TASK PROMPT — Quote exactly the lines running from the line with "What's the underlying" to the end of the entries, including both, and nothing else.
***** PROVIDED ENTRIES *****
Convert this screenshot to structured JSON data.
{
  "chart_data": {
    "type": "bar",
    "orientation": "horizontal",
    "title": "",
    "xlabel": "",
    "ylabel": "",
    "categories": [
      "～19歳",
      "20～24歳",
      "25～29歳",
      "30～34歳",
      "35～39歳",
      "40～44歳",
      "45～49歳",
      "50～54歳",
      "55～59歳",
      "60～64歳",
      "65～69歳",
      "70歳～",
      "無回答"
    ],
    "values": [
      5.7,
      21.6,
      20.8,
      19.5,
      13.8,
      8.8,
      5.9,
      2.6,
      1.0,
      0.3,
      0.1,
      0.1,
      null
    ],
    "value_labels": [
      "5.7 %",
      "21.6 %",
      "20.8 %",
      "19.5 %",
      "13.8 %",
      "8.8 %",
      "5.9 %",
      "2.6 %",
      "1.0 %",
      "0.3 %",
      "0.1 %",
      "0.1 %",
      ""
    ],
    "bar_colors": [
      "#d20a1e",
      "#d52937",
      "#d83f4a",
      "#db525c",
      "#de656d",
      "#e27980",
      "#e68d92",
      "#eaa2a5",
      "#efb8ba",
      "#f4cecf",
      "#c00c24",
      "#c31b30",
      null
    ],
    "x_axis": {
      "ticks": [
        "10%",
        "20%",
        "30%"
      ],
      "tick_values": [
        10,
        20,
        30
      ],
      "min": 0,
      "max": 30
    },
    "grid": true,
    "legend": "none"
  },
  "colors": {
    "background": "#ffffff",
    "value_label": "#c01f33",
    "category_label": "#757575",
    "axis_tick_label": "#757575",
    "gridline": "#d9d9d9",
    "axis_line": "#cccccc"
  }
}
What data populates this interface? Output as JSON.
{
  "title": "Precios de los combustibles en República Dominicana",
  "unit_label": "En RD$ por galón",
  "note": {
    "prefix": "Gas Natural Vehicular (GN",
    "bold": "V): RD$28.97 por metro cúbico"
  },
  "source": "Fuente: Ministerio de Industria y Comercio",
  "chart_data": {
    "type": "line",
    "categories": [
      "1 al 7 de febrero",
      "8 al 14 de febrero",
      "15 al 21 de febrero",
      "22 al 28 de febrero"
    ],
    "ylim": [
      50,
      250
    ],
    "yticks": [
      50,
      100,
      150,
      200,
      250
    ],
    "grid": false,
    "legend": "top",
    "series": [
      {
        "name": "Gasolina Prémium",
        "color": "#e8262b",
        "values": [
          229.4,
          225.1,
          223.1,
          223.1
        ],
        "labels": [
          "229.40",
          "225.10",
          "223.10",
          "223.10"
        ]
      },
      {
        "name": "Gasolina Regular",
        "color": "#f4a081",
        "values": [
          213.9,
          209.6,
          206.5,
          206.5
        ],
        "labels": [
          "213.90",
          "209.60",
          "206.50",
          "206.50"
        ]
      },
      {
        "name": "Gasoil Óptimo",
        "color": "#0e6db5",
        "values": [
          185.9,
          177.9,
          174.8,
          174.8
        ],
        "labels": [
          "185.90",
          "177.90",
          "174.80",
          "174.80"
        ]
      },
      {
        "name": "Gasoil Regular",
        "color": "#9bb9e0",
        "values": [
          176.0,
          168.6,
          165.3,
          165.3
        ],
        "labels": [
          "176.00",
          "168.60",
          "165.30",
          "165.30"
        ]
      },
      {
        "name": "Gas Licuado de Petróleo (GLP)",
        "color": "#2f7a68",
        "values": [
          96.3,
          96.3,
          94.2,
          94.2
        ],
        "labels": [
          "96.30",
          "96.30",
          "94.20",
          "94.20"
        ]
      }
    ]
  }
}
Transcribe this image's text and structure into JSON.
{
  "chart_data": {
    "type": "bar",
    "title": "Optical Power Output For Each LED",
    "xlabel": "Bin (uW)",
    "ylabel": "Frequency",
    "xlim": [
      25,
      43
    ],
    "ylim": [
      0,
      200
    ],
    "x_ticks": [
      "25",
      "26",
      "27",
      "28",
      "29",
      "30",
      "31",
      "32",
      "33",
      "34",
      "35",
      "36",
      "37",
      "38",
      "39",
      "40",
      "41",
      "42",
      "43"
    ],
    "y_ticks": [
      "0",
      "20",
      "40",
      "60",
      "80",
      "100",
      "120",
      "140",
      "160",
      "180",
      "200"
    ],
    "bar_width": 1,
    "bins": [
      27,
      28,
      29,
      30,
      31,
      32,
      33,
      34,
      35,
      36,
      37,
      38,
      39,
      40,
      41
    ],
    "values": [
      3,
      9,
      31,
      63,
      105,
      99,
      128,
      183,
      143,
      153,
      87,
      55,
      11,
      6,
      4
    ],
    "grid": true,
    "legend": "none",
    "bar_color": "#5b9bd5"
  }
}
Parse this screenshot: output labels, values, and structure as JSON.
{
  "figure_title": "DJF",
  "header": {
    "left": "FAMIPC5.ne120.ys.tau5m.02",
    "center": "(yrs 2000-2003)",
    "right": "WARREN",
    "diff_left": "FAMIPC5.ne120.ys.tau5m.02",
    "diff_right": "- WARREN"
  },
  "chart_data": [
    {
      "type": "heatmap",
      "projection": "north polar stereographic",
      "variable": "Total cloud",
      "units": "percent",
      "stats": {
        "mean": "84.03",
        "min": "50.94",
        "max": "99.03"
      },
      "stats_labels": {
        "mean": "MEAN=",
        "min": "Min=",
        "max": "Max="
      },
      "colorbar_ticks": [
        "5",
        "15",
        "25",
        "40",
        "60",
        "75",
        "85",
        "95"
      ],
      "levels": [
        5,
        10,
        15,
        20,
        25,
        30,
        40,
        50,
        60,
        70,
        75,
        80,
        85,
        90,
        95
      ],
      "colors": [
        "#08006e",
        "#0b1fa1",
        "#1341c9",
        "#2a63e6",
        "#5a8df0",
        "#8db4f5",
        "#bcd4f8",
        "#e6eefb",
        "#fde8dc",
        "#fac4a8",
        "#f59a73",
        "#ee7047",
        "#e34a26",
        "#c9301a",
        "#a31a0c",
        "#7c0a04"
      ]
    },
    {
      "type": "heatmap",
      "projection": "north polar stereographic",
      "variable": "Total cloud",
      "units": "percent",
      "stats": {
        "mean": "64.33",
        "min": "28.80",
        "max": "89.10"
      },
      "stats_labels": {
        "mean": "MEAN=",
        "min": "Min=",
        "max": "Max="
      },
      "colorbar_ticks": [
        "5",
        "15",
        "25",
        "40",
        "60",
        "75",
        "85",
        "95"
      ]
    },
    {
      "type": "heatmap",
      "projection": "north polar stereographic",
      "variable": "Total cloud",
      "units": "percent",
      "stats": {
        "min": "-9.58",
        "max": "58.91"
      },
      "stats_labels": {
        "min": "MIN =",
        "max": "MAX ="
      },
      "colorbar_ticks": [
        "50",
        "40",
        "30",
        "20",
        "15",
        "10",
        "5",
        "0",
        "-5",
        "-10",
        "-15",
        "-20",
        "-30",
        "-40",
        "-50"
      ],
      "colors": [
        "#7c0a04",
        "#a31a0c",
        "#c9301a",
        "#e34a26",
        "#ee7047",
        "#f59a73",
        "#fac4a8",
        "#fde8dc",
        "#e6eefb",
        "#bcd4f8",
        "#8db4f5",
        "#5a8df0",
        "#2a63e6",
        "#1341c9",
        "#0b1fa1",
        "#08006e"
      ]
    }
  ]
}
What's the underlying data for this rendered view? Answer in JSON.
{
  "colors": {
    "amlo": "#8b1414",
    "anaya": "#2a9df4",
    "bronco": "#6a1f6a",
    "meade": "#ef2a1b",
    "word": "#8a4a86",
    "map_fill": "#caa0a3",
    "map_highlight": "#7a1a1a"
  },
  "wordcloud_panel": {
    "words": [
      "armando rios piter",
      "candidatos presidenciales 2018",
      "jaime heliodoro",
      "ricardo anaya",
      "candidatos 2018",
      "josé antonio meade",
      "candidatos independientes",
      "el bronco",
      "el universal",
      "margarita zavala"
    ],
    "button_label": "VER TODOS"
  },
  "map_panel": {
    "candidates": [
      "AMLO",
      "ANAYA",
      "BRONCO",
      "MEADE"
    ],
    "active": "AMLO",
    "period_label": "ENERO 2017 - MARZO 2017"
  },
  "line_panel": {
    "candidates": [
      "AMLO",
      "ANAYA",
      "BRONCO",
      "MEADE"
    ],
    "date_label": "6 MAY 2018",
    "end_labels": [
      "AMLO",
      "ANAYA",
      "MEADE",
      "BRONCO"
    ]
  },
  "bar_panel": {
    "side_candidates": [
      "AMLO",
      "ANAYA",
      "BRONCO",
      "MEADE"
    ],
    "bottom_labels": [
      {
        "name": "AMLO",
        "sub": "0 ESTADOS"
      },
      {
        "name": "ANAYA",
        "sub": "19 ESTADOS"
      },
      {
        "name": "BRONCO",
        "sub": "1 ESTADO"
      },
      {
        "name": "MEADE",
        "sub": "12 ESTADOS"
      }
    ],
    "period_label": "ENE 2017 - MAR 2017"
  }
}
*****
TASK ANSWER —
What's the underlying data for this rendered view? Answer in JSON.
{
  "colors": {
    "amlo": "#8b1414",
    "anaya": "#2a9df4",
    "bronco": "#6a1f6a",
    "meade": "#ef2a1b",
    "word": "#8a4a86",
    "map_fill": "#caa0a3",
    "map_highlight": "#7a1a1a"
  },
  "wordcloud_panel": {
    "words": [
      "armando rios piter",
      "candidatos presidenciales 2018",
      "jaime heliodoro",
      "ricardo anaya",
      "candidatos 2018",
      "josé antonio meade",
      "candidatos independientes",
      "el bronco",
      "el universal",
      "margarita zavala"
    ],
    "button_label": "VER TODOS"
  },
  "map_panel": {
    "candidates": [
      "AMLO",
      "ANAYA",
      "BRONCO",
      "MEADE"
    ],
    "active": "AMLO",
    "period_label": "ENERO 2017 - MARZO 2017"
  },
  "line_panel": {
    "candidates": [
      "AMLO",
      "ANAYA",
      "BRONCO",
      "MEADE"
    ],
    "date_label": "6 MAY 2018",
    "end_labels": [
      "AMLO",
      "ANAYA",
      "MEADE",
      "BRONCO"
    ]
  },
  "bar_panel": {
    "side_candidates": [
      "AMLO",
      "ANAYA",
      "BRONCO",
      "MEADE"
    ],
    "bottom_labels": [
      {
        "name": "AMLO",
        "sub": "0 ESTADOS"
      },
      {
        "name": "ANAYA",
        "sub": "19 ESTADOS"
      },
      {
        "name": "BRONCO",
        "sub": "1 ESTADO"
      },
      {
        "name": "MEADE",
        "sub": "12 ESTADOS"
      }
    ],
    "period_label": "ENE 2017 - MAR 2017"
  }
}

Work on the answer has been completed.